● WHAT THE TASK REQUIRES: Repeat, exactly and completely, the material that follows. Omit the pictures.

>> START DATA SUPPLIED

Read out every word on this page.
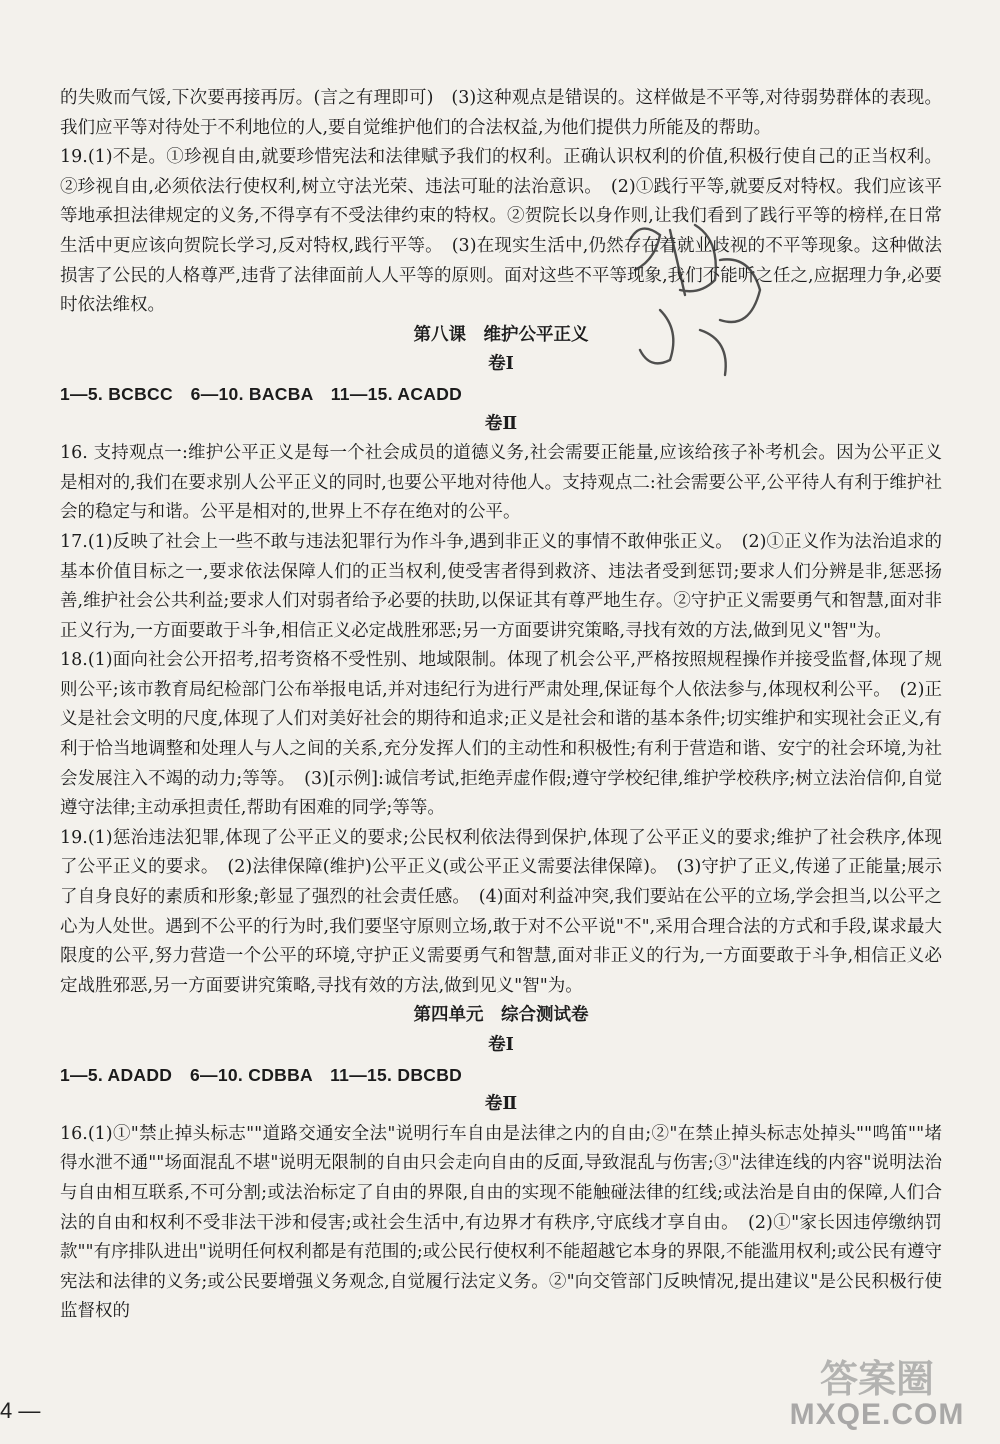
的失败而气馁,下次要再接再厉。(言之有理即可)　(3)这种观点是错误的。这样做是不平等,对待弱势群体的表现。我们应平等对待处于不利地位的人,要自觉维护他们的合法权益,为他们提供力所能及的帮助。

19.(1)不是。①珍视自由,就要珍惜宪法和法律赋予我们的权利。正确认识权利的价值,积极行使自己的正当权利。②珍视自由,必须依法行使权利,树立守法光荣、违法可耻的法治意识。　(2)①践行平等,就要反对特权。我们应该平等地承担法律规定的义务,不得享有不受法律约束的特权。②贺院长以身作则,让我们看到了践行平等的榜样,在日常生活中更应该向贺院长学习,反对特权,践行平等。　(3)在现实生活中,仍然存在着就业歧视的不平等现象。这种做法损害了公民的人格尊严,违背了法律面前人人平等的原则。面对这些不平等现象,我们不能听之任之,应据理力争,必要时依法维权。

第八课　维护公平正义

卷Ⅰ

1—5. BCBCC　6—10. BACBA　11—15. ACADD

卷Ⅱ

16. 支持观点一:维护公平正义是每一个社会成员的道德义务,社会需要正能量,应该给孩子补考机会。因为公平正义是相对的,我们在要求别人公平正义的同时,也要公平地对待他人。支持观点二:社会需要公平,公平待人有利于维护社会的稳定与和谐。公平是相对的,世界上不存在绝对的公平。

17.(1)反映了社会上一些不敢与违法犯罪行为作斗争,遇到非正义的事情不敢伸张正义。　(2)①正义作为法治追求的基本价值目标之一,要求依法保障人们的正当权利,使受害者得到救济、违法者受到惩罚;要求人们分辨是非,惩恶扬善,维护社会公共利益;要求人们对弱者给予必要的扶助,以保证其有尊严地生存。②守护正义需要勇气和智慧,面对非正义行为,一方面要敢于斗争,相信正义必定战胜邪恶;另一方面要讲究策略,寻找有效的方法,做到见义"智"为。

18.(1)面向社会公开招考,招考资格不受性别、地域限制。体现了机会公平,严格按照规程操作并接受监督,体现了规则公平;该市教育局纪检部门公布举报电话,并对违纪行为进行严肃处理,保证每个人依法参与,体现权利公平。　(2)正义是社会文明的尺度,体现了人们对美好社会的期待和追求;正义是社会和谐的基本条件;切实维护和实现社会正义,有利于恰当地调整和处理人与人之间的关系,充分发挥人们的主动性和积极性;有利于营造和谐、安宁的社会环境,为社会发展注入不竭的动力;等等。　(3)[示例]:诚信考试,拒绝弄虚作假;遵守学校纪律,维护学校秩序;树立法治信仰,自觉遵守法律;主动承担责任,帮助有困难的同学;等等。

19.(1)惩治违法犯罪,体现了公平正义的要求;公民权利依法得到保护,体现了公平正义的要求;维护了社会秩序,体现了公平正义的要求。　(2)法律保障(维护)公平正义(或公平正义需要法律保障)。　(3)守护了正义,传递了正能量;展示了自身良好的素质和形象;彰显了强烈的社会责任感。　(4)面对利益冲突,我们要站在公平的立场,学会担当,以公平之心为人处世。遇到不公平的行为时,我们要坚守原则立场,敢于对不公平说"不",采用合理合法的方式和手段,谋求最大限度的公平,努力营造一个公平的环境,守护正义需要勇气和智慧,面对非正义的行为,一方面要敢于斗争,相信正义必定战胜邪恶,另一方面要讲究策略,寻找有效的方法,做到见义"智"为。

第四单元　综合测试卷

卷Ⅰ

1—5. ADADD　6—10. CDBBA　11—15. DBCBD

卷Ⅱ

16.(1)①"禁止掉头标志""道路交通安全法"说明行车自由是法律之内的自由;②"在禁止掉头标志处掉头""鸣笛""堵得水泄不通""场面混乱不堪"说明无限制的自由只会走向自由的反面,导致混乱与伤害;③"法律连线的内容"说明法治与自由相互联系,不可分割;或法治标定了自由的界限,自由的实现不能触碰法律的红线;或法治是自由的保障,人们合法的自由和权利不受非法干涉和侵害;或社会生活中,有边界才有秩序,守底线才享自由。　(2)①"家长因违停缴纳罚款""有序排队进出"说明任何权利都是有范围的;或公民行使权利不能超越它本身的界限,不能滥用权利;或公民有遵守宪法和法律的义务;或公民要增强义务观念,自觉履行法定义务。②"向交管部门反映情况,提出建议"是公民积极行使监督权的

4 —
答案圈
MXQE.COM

>> END DATA SUPPLIED

● SOLUTION FOR THIS EXERCISE:
Read out every word on this page.
的失败而气馁,下次要再接再厉。(言之有理即可)　(3)这种观点是错误的。这样做是不平等,对待弱势群体的表现。我们应平等对待处于不利地位的人,要自觉维护他们的合法权益,为他们提供力所能及的帮助。

19.(1)不是。①珍视自由,就要珍惜宪法和法律赋予我们的权利。正确认识权利的价值,积极行使自己的正当权利。②珍视自由,必须依法行使权利,树立守法光荣、违法可耻的法治意识。　(2)①践行平等,就要反对特权。我们应该平等地承担法律规定的义务,不得享有不受法律约束的特权。②贺院长以身作则,让我们看到了践行平等的榜样,在日常生活中更应该向贺院长学习,反对特权,践行平等。　(3)在现实生活中,仍然存在着就业歧视的不平等现象。这种做法损害了公民的人格尊严,违背了法律面前人人平等的原则。面对这些不平等现象,我们不能听之任之,应据理力争,必要时依法维权。

第八课　维护公平正义

卷Ⅰ

1—5. BCBCC　6—10. BACBA　11—15. ACADD

卷Ⅱ

16. 支持观点一:维护公平正义是每一个社会成员的道德义务,社会需要正能量,应该给孩子补考机会。因为公平正义是相对的,我们在要求别人公平正义的同时,也要公平地对待他人。支持观点二:社会需要公平,公平待人有利于维护社会的稳定与和谐。公平是相对的,世界上不存在绝对的公平。

17.(1)反映了社会上一些不敢与违法犯罪行为作斗争,遇到非正义的事情不敢伸张正义。　(2)①正义作为法治追求的基本价值目标之一,要求依法保障人们的正当权利,使受害者得到救济、违法者受到惩罚;要求人们分辨是非,惩恶扬善,维护社会公共利益;要求人们对弱者给予必要的扶助,以保证其有尊严地生存。②守护正义需要勇气和智慧,面对非正义行为,一方面要敢于斗争,相信正义必定战胜邪恶;另一方面要讲究策略,寻找有效的方法,做到见义"智"为。

18.(1)面向社会公开招考,招考资格不受性别、地域限制。体现了机会公平,严格按照规程操作并接受监督,体现了规则公平;该市教育局纪检部门公布举报电话,并对违纪行为进行严肃处理,保证每个人依法参与,体现权利公平。　(2)正义是社会文明的尺度,体现了人们对美好社会的期待和追求;正义是社会和谐的基本条件;切实维护和实现社会正义,有利于恰当地调整和处理人与人之间的关系,充分发挥人们的主动性和积极性;有利于营造和谐、安宁的社会环境,为社会发展注入不竭的动力;等等。　(3)[示例]:诚信考试,拒绝弄虚作假;遵守学校纪律,维护学校秩序;树立法治信仰,自觉遵守法律;主动承担责任,帮助有困难的同学;等等。

19.(1)惩治违法犯罪,体现了公平正义的要求;公民权利依法得到保护,体现了公平正义的要求;维护了社会秩序,体现了公平正义的要求。　(2)法律保障(维护)公平正义(或公平正义需要法律保障)。　(3)守护了正义,传递了正能量;展示了自身良好的素质和形象;彰显了强烈的社会责任感。　(4)面对利益冲突,我们要站在公平的立场,学会担当,以公平之心为人处世。遇到不公平的行为时,我们要坚守原则立场,敢于对不公平说"不",采用合理合法的方式和手段,谋求最大限度的公平,努力营造一个公平的环境,守护正义需要勇气和智慧,面对非正义的行为,一方面要敢于斗争,相信正义必定战胜邪恶,另一方面要讲究策略,寻找有效的方法,做到见义"智"为。

第四单元　综合测试卷

卷Ⅰ

1—5. ADADD　6—10. CDBBA　11—15. DBCBD

卷Ⅱ

16.(1)①"禁止掉头标志""道路交通安全法"说明行车自由是法律之内的自由;②"在禁止掉头标志处掉头""鸣笛""堵得水泄不通""场面混乱不堪"说明无限制的自由只会走向自由的反面,导致混乱与伤害;③"法律连线的内容"说明法治与自由相互联系,不可分割;或法治标定了自由的界限,自由的实现不能触碰法律的红线;或法治是自由的保障,人们合法的自由和权利不受非法干涉和侵害;或社会生活中,有边界才有秩序,守底线才享自由。　(2)①"家长因违停缴纳罚款""有序排队进出"说明任何权利都是有范围的;或公民行使权利不能超越它本身的界限,不能滥用权利;或公民有遵守宪法和法律的义务;或公民要增强义务观念,自觉履行法定义务。②"向交管部门反映情况,提出建议"是公民积极行使监督权的

4 —
答案圈
MXQE.COM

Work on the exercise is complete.